Record excerpts
*****

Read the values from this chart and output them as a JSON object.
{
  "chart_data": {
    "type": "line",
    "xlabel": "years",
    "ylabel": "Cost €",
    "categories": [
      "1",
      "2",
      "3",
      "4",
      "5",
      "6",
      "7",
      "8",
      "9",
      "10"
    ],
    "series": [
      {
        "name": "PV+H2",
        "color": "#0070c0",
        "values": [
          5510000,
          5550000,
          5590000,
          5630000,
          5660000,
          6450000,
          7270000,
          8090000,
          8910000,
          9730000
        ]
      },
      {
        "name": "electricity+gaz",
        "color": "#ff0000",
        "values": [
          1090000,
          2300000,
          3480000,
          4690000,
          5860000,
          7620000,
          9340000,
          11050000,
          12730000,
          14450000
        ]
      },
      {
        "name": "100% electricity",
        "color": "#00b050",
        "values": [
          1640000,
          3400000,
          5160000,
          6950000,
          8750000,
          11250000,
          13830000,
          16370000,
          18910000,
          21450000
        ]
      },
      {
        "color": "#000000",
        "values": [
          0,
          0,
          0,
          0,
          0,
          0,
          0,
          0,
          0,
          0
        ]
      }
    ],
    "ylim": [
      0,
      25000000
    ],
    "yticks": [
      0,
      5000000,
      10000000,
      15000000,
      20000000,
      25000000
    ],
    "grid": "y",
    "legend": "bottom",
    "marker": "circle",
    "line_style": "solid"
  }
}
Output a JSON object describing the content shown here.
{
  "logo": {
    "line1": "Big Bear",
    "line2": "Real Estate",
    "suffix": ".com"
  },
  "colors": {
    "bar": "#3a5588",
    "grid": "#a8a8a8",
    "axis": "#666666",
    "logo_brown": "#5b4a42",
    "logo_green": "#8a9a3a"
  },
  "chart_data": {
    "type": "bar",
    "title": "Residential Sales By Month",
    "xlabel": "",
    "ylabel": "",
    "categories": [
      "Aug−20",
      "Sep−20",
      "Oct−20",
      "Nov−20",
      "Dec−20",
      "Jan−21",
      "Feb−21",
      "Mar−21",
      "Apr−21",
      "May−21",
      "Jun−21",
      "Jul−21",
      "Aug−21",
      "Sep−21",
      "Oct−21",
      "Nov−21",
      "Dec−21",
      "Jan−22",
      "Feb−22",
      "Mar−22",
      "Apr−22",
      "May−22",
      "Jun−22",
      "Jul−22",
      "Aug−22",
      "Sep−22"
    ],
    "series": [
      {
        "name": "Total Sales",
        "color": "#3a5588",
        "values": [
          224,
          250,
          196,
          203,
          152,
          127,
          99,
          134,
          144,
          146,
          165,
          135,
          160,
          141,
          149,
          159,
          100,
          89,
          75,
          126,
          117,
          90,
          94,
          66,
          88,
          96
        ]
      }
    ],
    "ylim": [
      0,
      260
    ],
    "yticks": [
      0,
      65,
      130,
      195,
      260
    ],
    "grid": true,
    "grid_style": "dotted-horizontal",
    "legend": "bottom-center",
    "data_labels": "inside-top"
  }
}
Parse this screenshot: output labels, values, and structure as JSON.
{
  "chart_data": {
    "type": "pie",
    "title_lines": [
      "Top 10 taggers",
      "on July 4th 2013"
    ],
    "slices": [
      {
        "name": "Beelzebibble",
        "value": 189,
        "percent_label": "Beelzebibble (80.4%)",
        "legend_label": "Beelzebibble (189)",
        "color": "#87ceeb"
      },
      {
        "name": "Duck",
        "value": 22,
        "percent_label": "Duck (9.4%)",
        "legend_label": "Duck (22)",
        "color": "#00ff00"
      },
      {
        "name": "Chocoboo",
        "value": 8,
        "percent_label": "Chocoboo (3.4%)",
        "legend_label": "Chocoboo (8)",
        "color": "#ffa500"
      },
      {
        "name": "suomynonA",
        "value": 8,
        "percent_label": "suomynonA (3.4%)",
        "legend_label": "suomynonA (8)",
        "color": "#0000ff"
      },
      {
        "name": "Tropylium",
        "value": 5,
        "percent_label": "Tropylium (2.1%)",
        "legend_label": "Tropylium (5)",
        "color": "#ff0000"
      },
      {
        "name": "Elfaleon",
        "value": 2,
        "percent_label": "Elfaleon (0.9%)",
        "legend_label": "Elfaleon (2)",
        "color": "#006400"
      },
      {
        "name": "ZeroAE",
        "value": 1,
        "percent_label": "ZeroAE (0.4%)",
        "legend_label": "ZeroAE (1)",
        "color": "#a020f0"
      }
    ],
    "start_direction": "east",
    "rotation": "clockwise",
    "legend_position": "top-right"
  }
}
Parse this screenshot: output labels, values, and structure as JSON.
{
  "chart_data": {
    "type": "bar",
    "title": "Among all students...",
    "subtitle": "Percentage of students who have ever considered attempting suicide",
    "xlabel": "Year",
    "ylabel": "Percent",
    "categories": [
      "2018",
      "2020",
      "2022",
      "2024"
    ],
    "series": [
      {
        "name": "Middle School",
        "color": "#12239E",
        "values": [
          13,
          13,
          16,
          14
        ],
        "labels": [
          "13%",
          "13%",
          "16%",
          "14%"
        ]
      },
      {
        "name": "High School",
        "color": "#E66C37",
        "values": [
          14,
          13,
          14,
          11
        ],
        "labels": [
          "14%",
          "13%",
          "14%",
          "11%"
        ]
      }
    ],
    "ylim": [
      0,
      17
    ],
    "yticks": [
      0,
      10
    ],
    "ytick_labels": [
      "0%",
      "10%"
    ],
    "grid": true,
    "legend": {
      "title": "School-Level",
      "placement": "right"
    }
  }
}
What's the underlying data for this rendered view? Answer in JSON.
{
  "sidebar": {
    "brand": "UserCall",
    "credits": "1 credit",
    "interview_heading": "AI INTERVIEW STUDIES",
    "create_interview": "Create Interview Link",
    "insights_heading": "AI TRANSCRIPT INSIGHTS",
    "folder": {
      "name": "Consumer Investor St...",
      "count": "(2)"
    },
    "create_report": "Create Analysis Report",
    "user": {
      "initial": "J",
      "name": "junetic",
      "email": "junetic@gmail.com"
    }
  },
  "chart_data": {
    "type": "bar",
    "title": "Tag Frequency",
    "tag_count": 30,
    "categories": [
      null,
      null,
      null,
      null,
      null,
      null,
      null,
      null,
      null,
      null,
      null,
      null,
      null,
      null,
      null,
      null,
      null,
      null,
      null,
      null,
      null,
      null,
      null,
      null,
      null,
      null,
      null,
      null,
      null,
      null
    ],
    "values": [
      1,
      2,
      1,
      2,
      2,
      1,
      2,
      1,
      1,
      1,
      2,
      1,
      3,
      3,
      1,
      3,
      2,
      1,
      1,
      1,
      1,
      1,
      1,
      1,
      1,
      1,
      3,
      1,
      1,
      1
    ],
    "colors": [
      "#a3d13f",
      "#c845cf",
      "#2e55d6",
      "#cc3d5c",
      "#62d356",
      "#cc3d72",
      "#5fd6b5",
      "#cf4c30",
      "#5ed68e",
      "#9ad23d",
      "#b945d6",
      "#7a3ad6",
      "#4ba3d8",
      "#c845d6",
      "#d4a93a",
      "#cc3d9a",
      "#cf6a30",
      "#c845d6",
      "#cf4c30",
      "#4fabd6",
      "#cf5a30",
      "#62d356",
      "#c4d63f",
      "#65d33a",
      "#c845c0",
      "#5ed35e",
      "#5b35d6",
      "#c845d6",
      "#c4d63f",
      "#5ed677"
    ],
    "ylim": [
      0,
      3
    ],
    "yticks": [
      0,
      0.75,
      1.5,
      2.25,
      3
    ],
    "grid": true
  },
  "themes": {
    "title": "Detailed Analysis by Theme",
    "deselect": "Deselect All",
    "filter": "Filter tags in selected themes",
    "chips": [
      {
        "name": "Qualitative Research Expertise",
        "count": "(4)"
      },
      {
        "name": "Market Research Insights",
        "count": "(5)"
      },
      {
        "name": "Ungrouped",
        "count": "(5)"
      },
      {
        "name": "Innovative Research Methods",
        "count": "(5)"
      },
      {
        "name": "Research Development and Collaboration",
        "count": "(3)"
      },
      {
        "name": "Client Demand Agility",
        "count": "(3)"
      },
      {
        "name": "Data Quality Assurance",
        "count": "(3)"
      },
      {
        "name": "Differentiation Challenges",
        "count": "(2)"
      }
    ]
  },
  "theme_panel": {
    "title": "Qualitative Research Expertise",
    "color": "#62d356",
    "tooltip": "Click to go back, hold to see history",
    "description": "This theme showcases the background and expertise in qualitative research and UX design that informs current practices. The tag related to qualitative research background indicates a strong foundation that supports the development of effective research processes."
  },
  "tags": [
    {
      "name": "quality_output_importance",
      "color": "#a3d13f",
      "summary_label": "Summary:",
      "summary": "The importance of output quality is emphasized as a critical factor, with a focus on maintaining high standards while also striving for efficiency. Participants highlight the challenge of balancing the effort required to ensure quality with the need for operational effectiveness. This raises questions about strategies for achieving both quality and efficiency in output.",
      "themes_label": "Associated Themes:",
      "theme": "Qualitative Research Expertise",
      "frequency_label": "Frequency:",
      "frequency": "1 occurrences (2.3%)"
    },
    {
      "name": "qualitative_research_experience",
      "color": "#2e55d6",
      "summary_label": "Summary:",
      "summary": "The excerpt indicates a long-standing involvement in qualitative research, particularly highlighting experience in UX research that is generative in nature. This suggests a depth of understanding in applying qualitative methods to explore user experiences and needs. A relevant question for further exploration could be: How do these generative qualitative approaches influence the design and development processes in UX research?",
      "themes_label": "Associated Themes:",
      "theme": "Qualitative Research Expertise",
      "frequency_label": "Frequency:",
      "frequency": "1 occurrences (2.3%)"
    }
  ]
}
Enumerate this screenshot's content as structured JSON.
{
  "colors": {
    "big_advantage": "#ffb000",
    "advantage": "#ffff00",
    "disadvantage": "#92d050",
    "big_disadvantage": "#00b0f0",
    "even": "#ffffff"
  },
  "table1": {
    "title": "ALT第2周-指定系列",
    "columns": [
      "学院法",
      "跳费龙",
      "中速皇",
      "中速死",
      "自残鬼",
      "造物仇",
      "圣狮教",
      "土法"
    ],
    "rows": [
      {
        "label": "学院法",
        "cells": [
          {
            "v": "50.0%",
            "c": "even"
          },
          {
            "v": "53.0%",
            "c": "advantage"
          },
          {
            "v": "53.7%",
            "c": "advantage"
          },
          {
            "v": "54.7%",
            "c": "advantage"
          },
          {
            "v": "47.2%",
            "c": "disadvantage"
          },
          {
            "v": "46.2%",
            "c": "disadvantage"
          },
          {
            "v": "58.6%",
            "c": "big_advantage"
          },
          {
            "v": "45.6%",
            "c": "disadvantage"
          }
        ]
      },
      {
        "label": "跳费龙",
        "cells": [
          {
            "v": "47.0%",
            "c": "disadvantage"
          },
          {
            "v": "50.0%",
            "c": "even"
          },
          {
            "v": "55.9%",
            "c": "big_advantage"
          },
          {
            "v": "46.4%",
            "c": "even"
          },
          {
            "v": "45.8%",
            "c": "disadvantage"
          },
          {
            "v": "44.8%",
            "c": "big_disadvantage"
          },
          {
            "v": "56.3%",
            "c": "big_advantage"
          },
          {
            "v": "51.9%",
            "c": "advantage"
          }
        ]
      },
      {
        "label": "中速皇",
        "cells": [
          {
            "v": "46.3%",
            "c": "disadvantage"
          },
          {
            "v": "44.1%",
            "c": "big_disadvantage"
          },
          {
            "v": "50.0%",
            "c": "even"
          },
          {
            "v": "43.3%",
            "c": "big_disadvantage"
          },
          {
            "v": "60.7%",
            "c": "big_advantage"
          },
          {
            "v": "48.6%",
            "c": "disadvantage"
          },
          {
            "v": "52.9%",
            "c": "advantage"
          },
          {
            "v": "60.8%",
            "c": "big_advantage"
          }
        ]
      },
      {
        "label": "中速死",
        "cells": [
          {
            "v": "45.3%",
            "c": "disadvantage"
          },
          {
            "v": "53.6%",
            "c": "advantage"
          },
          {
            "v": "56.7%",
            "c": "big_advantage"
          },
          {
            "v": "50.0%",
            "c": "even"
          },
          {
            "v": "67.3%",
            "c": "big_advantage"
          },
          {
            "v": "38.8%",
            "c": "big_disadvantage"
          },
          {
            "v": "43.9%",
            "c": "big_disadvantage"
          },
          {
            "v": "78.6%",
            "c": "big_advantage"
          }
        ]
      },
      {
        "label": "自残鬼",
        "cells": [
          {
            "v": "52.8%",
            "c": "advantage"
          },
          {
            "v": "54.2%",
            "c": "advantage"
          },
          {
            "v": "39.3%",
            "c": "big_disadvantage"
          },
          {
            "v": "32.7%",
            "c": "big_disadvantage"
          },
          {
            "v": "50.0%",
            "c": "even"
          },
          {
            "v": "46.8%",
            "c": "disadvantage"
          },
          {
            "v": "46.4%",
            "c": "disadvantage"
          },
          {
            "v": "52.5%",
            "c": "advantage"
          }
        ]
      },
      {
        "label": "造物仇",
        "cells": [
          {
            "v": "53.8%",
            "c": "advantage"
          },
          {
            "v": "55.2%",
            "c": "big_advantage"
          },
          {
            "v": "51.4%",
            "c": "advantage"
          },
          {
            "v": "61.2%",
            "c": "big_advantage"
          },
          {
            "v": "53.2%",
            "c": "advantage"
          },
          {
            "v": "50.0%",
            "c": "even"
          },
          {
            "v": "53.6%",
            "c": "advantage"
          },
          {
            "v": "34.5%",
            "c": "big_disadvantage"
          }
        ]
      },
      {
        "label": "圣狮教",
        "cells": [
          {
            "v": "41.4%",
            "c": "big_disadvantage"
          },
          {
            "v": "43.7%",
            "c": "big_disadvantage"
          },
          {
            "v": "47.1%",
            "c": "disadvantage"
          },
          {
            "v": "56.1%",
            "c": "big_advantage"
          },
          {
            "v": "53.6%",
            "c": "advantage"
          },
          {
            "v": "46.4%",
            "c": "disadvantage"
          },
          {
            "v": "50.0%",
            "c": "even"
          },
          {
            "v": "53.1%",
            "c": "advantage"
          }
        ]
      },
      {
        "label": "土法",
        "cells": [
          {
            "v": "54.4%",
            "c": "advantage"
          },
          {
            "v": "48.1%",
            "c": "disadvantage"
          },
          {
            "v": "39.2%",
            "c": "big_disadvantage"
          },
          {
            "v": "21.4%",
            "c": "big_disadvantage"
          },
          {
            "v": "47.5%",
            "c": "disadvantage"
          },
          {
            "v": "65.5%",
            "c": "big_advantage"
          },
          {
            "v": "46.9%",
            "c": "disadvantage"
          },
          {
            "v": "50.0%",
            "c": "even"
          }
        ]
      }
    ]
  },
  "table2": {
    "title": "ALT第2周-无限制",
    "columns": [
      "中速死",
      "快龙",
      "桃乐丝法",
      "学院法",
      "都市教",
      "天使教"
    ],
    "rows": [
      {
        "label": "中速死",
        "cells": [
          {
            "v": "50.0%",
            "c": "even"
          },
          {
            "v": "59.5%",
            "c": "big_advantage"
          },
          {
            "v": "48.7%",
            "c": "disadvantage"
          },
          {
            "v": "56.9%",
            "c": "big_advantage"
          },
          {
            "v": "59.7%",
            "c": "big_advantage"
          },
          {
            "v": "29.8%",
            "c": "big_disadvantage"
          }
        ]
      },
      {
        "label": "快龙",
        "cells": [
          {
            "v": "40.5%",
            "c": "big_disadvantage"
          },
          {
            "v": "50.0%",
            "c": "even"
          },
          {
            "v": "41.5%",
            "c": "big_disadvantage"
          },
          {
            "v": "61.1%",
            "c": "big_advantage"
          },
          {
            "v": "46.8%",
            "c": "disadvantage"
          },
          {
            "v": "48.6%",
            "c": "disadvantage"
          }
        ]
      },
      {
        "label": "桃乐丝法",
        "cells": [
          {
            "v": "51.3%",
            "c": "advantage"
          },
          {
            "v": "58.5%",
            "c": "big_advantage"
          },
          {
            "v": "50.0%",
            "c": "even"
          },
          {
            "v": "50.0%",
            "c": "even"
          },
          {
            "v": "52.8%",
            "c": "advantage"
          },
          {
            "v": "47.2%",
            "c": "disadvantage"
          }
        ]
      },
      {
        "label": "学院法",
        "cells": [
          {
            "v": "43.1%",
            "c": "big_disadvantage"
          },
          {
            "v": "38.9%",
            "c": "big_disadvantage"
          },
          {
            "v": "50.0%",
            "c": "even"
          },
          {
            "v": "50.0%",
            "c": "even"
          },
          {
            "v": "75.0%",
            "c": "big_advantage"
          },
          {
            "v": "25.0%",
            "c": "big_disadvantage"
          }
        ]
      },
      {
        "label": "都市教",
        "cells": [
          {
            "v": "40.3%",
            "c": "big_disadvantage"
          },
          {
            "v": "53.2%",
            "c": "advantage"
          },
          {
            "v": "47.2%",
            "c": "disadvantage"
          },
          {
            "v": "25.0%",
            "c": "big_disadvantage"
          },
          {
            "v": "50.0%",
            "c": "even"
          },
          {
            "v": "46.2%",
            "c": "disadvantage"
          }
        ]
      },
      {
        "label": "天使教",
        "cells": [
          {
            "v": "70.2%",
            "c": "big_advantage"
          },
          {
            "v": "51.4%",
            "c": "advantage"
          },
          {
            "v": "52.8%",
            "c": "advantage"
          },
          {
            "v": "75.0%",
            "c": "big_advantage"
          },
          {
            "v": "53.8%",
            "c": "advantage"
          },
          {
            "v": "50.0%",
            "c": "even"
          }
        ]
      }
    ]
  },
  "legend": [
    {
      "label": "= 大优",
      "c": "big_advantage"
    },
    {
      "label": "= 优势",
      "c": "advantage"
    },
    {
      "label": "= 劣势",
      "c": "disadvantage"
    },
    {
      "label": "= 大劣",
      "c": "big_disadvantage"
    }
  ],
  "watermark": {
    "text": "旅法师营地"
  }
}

*****

Directive
Return every line above that contains the word "ZeroAE".

Written solution
        "name": "ZeroAE",
        "percent_label": "ZeroAE (0.4%)",
        "legend_label": "ZeroAE (1)",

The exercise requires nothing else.